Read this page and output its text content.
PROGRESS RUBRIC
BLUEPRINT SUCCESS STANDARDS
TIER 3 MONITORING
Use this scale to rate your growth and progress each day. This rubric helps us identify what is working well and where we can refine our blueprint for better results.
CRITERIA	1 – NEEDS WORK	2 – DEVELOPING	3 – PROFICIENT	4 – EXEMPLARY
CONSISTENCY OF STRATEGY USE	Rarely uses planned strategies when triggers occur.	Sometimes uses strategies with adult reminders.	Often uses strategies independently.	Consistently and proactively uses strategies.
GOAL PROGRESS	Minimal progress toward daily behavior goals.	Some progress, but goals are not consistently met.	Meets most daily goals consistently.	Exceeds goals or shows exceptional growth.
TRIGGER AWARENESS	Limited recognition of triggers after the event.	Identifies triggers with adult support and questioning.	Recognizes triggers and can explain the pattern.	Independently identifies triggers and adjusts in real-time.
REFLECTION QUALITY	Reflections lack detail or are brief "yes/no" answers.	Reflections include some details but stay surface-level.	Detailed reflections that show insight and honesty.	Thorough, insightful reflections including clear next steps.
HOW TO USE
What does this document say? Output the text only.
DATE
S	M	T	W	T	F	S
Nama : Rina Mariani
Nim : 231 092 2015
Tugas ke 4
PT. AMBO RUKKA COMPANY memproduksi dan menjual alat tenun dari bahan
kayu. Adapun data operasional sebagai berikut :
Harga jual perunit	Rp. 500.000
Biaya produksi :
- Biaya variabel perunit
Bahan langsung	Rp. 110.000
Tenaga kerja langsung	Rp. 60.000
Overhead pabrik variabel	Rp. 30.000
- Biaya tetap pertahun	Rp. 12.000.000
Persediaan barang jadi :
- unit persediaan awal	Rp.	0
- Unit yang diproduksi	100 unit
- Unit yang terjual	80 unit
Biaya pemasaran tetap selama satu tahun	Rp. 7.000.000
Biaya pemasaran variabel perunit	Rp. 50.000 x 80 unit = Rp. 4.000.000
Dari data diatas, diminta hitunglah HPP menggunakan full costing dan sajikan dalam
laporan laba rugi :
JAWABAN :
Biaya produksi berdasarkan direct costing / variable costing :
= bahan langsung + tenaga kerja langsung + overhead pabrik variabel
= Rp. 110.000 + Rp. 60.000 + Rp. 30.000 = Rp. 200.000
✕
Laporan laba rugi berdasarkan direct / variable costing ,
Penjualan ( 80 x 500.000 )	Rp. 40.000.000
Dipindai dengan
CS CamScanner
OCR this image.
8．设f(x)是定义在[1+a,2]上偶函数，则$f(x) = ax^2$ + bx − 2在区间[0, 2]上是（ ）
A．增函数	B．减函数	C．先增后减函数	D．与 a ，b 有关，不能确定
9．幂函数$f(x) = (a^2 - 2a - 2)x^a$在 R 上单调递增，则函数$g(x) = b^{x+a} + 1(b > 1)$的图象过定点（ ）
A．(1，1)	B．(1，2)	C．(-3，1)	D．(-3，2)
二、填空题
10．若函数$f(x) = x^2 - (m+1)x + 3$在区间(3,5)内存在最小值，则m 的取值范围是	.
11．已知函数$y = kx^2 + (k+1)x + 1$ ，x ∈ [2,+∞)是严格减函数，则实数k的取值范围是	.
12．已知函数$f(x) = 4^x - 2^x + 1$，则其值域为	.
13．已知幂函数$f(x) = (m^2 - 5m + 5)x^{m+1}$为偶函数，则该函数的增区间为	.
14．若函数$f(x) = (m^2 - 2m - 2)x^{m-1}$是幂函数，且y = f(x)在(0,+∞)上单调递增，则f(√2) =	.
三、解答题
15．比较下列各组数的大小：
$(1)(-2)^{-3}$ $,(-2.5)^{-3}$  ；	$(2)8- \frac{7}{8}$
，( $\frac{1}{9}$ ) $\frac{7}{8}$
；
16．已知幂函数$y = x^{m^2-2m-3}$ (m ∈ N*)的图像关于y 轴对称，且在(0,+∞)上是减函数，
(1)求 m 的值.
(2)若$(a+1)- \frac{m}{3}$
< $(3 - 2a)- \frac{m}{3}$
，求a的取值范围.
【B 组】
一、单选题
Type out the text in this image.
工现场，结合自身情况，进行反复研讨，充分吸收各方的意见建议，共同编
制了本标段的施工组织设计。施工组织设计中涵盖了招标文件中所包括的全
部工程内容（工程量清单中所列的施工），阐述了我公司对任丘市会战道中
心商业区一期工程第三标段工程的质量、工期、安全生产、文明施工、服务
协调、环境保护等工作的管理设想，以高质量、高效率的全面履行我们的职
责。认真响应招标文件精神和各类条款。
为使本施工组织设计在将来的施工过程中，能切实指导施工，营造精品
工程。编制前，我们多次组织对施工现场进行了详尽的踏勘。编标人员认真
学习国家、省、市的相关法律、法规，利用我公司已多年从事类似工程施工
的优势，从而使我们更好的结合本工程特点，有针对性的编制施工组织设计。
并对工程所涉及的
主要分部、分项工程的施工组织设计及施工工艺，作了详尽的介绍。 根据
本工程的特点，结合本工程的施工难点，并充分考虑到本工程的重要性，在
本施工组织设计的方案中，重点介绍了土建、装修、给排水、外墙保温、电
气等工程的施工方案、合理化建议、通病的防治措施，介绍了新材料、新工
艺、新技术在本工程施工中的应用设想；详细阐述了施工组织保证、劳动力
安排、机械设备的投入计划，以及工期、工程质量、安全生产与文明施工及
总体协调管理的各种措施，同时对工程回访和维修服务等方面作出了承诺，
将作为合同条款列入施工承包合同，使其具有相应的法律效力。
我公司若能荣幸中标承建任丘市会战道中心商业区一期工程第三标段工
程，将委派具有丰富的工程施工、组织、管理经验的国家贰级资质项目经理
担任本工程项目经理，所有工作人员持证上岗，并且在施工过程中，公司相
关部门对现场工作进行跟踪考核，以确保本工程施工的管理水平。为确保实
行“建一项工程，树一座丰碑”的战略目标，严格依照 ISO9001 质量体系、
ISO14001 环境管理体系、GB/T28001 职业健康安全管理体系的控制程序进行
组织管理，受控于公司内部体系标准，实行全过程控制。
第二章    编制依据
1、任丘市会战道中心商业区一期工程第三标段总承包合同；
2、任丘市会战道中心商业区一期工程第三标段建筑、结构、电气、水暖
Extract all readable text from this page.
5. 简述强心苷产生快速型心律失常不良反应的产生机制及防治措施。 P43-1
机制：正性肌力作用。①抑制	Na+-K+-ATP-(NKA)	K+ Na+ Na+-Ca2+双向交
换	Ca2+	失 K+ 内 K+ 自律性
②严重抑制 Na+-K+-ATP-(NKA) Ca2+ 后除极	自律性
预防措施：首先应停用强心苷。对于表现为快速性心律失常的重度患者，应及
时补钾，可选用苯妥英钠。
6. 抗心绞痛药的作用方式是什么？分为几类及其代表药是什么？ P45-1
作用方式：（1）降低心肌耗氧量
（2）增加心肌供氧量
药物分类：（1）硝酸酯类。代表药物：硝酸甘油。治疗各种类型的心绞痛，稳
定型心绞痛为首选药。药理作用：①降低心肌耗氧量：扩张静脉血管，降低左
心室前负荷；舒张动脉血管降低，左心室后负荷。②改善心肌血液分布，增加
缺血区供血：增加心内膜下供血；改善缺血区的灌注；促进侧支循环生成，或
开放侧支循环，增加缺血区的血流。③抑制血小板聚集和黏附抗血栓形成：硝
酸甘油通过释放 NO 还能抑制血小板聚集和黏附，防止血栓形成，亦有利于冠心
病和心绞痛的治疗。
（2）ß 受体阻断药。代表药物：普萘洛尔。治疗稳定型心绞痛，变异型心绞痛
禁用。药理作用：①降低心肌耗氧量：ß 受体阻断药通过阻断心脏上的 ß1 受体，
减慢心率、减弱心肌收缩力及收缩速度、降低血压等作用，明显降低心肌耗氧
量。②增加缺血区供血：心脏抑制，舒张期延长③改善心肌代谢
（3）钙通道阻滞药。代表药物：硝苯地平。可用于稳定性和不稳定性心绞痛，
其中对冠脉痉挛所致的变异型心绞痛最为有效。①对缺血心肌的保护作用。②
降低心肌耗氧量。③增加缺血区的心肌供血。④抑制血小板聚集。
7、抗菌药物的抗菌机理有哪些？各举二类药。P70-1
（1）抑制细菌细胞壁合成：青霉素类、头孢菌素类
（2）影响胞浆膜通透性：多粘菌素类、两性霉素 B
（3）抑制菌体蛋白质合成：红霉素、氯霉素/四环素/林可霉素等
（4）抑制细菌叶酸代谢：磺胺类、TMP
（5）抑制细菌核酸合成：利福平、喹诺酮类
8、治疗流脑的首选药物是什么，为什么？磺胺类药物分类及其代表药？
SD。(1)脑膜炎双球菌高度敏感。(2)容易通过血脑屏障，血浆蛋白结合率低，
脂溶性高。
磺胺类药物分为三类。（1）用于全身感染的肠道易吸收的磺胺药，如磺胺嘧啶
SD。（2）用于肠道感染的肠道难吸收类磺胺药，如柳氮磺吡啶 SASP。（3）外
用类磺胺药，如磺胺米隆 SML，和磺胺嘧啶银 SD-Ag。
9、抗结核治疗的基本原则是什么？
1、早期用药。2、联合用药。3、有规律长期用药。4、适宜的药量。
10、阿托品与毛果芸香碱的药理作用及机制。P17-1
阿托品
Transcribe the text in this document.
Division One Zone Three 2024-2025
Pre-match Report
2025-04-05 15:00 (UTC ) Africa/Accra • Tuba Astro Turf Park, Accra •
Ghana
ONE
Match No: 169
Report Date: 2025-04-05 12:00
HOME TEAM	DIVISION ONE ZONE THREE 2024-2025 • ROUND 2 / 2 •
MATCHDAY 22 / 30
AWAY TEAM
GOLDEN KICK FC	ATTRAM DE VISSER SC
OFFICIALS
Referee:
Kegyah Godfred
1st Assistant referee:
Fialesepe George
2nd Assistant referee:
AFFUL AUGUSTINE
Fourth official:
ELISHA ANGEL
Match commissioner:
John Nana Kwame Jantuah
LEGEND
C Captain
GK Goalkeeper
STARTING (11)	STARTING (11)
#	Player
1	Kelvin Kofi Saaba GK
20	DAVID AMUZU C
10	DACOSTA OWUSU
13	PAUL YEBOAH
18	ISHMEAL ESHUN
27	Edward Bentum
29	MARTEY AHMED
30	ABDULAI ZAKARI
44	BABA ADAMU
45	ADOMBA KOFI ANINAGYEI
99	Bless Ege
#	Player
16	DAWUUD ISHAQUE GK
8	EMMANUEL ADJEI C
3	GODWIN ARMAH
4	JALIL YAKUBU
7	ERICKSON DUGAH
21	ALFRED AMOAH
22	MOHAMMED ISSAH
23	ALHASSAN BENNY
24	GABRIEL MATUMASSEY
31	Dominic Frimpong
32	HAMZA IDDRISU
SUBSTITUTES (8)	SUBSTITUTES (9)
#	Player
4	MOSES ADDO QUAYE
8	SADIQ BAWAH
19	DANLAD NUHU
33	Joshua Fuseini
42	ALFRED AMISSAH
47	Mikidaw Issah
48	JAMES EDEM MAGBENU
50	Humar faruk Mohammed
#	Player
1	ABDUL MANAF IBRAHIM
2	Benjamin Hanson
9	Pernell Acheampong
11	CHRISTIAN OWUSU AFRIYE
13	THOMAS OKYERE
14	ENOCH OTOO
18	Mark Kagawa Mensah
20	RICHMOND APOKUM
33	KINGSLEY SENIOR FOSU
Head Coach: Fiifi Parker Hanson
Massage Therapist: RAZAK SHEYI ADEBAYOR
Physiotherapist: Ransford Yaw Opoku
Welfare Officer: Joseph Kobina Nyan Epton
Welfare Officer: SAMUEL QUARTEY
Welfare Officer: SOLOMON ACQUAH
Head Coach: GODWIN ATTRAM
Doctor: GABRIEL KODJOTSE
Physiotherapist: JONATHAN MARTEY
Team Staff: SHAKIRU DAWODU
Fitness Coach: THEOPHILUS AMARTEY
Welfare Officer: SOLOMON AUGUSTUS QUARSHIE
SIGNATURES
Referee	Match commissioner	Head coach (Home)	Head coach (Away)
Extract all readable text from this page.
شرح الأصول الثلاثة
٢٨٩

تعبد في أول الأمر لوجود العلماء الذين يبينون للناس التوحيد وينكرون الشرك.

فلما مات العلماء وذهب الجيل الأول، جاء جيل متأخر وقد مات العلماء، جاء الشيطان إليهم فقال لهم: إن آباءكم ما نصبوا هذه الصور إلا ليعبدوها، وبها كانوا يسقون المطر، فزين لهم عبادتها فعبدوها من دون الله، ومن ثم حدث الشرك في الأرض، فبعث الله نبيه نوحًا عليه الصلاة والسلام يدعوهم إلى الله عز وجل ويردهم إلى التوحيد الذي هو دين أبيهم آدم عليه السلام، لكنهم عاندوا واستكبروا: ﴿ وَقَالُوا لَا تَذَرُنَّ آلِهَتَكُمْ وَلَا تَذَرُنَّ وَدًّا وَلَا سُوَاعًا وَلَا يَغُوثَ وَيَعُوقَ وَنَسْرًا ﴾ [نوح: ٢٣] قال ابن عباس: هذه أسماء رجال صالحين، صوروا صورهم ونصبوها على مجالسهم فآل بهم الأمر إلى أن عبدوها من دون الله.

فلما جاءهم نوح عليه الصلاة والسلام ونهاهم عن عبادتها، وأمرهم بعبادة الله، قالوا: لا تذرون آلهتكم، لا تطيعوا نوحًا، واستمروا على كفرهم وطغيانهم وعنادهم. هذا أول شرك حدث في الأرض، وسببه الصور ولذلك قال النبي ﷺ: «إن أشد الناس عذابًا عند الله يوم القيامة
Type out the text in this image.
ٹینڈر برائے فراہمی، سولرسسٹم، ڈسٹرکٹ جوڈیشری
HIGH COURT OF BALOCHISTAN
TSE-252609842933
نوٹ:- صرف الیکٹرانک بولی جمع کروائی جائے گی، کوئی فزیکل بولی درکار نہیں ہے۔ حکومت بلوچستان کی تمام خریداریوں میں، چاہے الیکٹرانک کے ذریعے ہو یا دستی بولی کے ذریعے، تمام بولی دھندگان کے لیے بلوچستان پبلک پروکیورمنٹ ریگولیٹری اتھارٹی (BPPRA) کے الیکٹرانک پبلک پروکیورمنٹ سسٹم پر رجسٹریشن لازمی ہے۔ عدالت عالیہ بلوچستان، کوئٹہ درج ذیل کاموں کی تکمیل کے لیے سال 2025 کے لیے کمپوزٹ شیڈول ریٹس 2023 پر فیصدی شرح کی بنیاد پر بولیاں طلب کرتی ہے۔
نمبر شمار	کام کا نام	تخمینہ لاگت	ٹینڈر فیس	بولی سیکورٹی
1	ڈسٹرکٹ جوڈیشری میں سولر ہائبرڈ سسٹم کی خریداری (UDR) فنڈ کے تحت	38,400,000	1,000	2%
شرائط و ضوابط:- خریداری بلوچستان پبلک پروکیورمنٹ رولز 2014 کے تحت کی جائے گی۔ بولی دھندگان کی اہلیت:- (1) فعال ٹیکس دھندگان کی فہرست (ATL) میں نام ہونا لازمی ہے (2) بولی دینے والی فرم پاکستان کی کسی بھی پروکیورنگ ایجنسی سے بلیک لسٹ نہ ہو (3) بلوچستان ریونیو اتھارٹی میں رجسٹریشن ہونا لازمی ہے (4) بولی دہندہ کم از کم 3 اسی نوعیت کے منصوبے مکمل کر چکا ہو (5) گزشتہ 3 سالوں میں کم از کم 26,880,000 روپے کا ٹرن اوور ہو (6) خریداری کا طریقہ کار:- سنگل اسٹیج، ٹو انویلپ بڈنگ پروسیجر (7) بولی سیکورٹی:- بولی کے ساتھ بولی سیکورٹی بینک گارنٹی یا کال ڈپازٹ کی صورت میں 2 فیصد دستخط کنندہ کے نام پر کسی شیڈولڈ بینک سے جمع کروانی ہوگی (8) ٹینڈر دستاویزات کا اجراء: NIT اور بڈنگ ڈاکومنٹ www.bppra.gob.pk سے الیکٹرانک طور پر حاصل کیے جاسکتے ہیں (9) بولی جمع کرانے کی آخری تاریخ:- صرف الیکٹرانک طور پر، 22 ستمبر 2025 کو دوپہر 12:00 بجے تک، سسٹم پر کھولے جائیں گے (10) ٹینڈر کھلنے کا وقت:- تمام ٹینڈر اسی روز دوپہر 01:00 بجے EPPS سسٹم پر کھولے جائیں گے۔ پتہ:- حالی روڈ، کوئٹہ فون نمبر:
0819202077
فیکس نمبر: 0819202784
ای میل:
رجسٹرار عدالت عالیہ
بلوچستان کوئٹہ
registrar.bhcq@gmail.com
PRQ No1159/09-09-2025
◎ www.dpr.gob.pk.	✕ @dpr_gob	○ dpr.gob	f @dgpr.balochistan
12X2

### Short task:
Show all lines in the entries above where the string "الصور" appears.

### Full output:
فلما مات العلماء وذهب الجيل الأول، جاء جيل متأخر وقد مات العلماء، جاء الشيطان إليهم فقال لهم: إن آباءكم ما نصبوا هذه الصور إلا ليعبدوها، وبها كانوا يسقون المطر، فزين لهم عبادتها فعبدوها من دون الله، ومن ثم حدث الشرك في الأرض، فبعث الله نبيه نوحًا عليه الصلاة والسلام يدعوهم إلى الله عز وجل ويردهم إلى التوحيد الذي هو دين أبيهم آدم عليه السلام، لكنهم عاندوا واستكبروا: ﴿ وَقَالُوا لَا تَذَرُنَّ آلِهَتَكُمْ وَلَا تَذَرُنَّ وَدًّا وَلَا سُوَاعًا وَلَا يَغُوثَ وَيَعُوقَ وَنَسْرًا ﴾ [نوح: ٢٣] قال ابن عباس: هذه أسماء رجال صالحين، صوروا صورهم ونصبوها على مجالسهم فآل بهم الأمر إلى أن عبدوها من دون الله.
فلما جاءهم نوح عليه الصلاة والسلام ونهاهم عن عبادتها، وأمرهم بعبادة الله، قالوا: لا تذرون آلهتكم، لا تطيعوا نوحًا، واستمروا على كفرهم وطغيانهم وعنادهم. هذا أول شرك حدث في الأرض، وسببه الصور ولذلك قال النبي ﷺ: «إن أشد الناس عذابًا عند الله يوم القيامة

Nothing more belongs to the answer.